▶ _STATED EXERCISE 1_
Summarize the passage on degree lengths in two sentences.

▶ _EXTRACT PROVIDED_

◆ ◆ ◆ ◆

Licence: 3 years after high school, equivalent to a US BSc.

Master: +2 years on top of the previous, equivalent to a US MSc.

Doctorate: +3 years on top of the previous, equivalent to a US PhD.

Some PhDs can take a bit more time - it's not uncommon for a student to take
an extra 6 months or so (or to start a few months after the official school
year starts, because of funding issues). However, I've never heard of
someone's PhD taking 4 or 5 years or more (although I'm sure it may happen in
some edge cases).

The reason why Licence is 3 years compared to the US's 4 is that it's very
focused: often, students don't pick which classes they take until the end of
their curriculum (where you can pick classes for a specialty relevant to your
discipline; for example, AI or Graphics for CS). There are a few general ed
classes (for example macro economics, English as a second language, etc.), but
definitely less than the US. Similarly, you don't get too pick. I've seen US
students get a BSc. in Computer Science and having taken theater and
anthropology classes in their first year; this does not happen in Europe (and
you do notice that in the US, some very focused students do get their BSc. in
3 years).

◆ ◆ ◆ ◆

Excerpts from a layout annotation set
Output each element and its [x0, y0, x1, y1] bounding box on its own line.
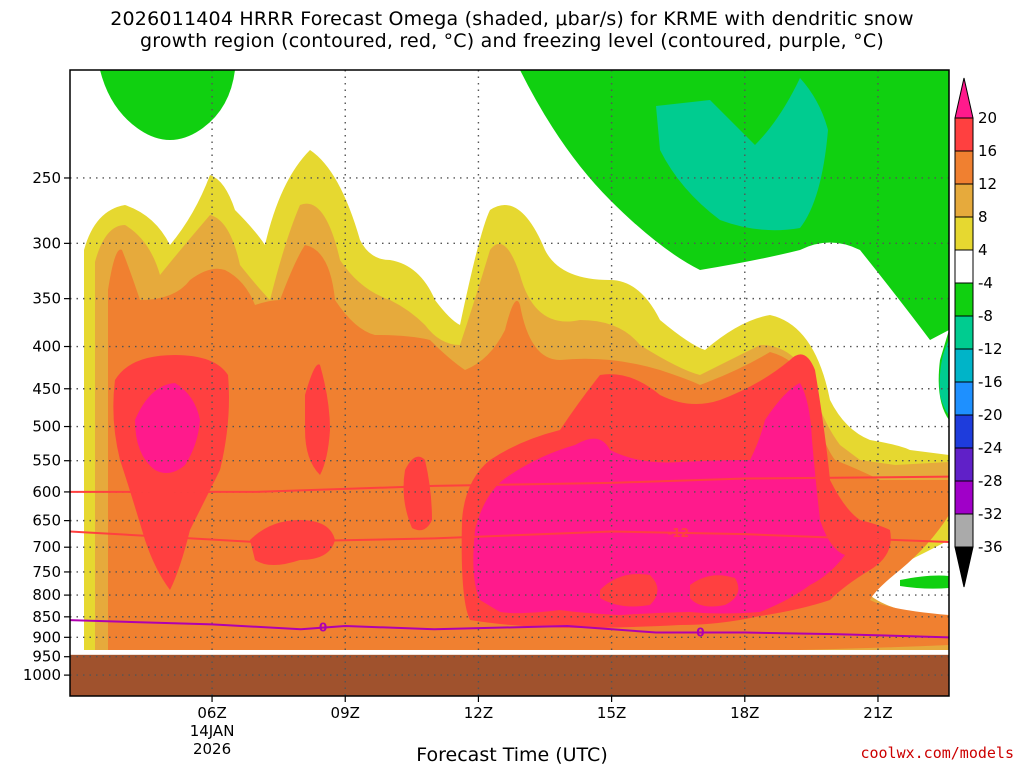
colorbar-label: 4 — [978, 241, 988, 259]
omega-region-ascent-red-mid2 — [250, 520, 335, 565]
omega-shading — [70, 70, 949, 696]
grid-lines — [70, 70, 949, 696]
contour-line — [70, 619, 949, 639]
omega-region-descent-teal-right — [939, 340, 949, 415]
colorbar-label: 20 — [978, 109, 997, 127]
contour-lines: -18 -12 0 0 — [70, 475, 949, 640]
colorbar-swatch — [954, 216, 974, 251]
y-tick-label: 400 — [32, 338, 61, 356]
y-tick-label: 700 — [32, 538, 61, 556]
y-tick-label: 950 — [32, 648, 61, 666]
colorbar-label: -4 — [978, 274, 993, 292]
colorbar-swatch — [954, 513, 974, 548]
y-tick-label: 850 — [32, 608, 61, 626]
y-tick-label: 800 — [32, 586, 61, 604]
omega-region-descent-teal — [656, 78, 828, 231]
colorbar-arrow-bottom — [954, 546, 974, 588]
x-year-label: 2026 — [193, 740, 231, 758]
colorbar-label: -16 — [978, 373, 1003, 391]
y-tick-label: 300 — [32, 234, 61, 252]
colorbar-label: 12 — [978, 175, 997, 193]
colorbar-label: 8 — [978, 208, 988, 226]
omega-region-ascent-magenta-main — [473, 383, 845, 615]
omega-region-descent-green-left — [100, 70, 235, 140]
ground-surface — [70, 654, 949, 696]
colorbar-label: -12 — [978, 340, 1003, 358]
y-tick-label: 250 — [32, 169, 61, 187]
colorbar-label: -8 — [978, 307, 993, 325]
omega-region-red-hole-1 — [600, 574, 658, 607]
colorbar-arrow-top — [954, 77, 974, 119]
colorbar-swatch — [954, 150, 974, 185]
y-tick-label: 450 — [32, 380, 61, 398]
chart-title-line-2: growth region (contoured, red, °C) and f… — [140, 30, 884, 52]
colorbar-swatch — [954, 282, 974, 317]
colorbar-label: 16 — [978, 142, 997, 160]
colorbar: 20 16 12 8 4 -4 -8 -12 -16 -20 -24 -28 -32 -36 — [954, 77, 1003, 588]
y-tick-label: 650 — [32, 512, 61, 530]
omega-region-near-surface-white — [70, 650, 949, 656]
y-tick-label: 750 — [32, 563, 61, 581]
x-tick-label: 15Z — [597, 704, 626, 722]
x-tick-label: 12Z — [464, 704, 493, 722]
colorbar-label: -24 — [978, 439, 1003, 457]
y-tick-label: 600 — [32, 483, 61, 501]
credit-text: coolwx.com/models — [860, 744, 1014, 762]
y-tick-label: 1000 — [23, 666, 61, 684]
x-tick-label: 18Z — [730, 704, 759, 722]
y-tick-label: 550 — [32, 452, 61, 470]
chart-title: 2026011404 HRRR Forecast Omega (shaded, … — [0, 8, 1024, 52]
colorbar-label: -36 — [978, 538, 1003, 556]
colorbar-swatch — [954, 414, 974, 449]
y-tick-label: 900 — [32, 628, 61, 646]
omega-region-ascent-red-mid — [305, 364, 330, 475]
contour-label: -12 — [667, 526, 689, 540]
omega-region-ascent-red-mid3 — [403, 456, 432, 531]
omega-region-red-hole-2 — [690, 575, 739, 607]
omega-region-ascent-magenta-left — [135, 383, 200, 474]
colorbar-swatch — [954, 348, 974, 383]
colorbar-swatch — [954, 447, 974, 482]
y-tick-label: 350 — [32, 290, 61, 308]
y-axis: 250 300 350 400 450 500 550 600 650 700 750 800 850 9… — [23, 169, 70, 684]
y-tick-label: 500 — [32, 418, 61, 436]
contour-label: -18 — [152, 485, 174, 499]
colorbar-swatch — [954, 480, 974, 515]
x-date-label: 14JAN — [190, 722, 235, 740]
x-tick-label: 09Z — [331, 704, 360, 722]
contour-line — [70, 475, 949, 493]
chart-title-line-1: 2026011404 HRRR Forecast Omega (shaded, … — [110, 8, 914, 30]
colorbar-swatch — [954, 183, 974, 218]
colorbar-swatch — [954, 249, 974, 284]
contour-label: 0 — [319, 621, 327, 635]
x-tick-label: 06Z — [197, 704, 226, 722]
colorbar-label: -28 — [978, 472, 1003, 490]
x-axis-label: Forecast Time (UTC) — [416, 744, 608, 766]
omega-region-descent-green-small — [900, 575, 949, 589]
contour-label: 0 — [696, 626, 704, 640]
colorbar-label: -32 — [978, 505, 1003, 523]
colorbar-label: -20 — [978, 406, 1003, 424]
colorbar-swatch — [954, 117, 974, 152]
colorbar-swatch — [954, 381, 974, 416]
plot-frame — [69, 69, 950, 697]
contour-line — [70, 530, 949, 544]
colorbar-swatch — [954, 315, 974, 350]
x-tick-label: 21Z — [863, 704, 892, 722]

◆ ◆ ◆ ◆

▶ _STATED EXERCISE 2_
Echo the entries, starting with the line that contains "colorbar-label: 4 — [978, 241, 988, 259]" and going on through the line that contains "colorbar-label: -4 — [978, 274, 993, 292]".

▶ _FULL RESPONSE 1_
The Licence takes three years after high school and equals a US BSc, the Master adds two years and equals a US MSc, and the Doctorate adds three more years and equals a US PhD, although a student often takes an extra six months or so. The Licence is three years rather than the US's four because it is very focused, with fewer general education classes and little choice of classes until the end of the curriculum.

▶ _FULL RESPONSE 2_
colorbar-label: 4 — [978, 241, 988, 259]
omega-region-ascent-red-mid2 — [250, 520, 335, 565]
omega-shading — [70, 70, 949, 696]
grid-lines — [70, 70, 949, 696]
contour-line — [70, 619, 949, 639]
omega-region-descent-teal-right — [939, 340, 949, 415]
colorbar-label: 20 — [978, 109, 997, 127]
contour-lines: -18 -12 0 0 — [70, 475, 949, 640]
colorbar-swatch — [954, 216, 974, 251]
y-tick-label: 400 — [32, 338, 61, 356]
y-tick-label: 700 — [32, 538, 61, 556]
y-tick-label: 950 — [32, 648, 61, 666]
colorbar-label: -4 — [978, 274, 993, 292]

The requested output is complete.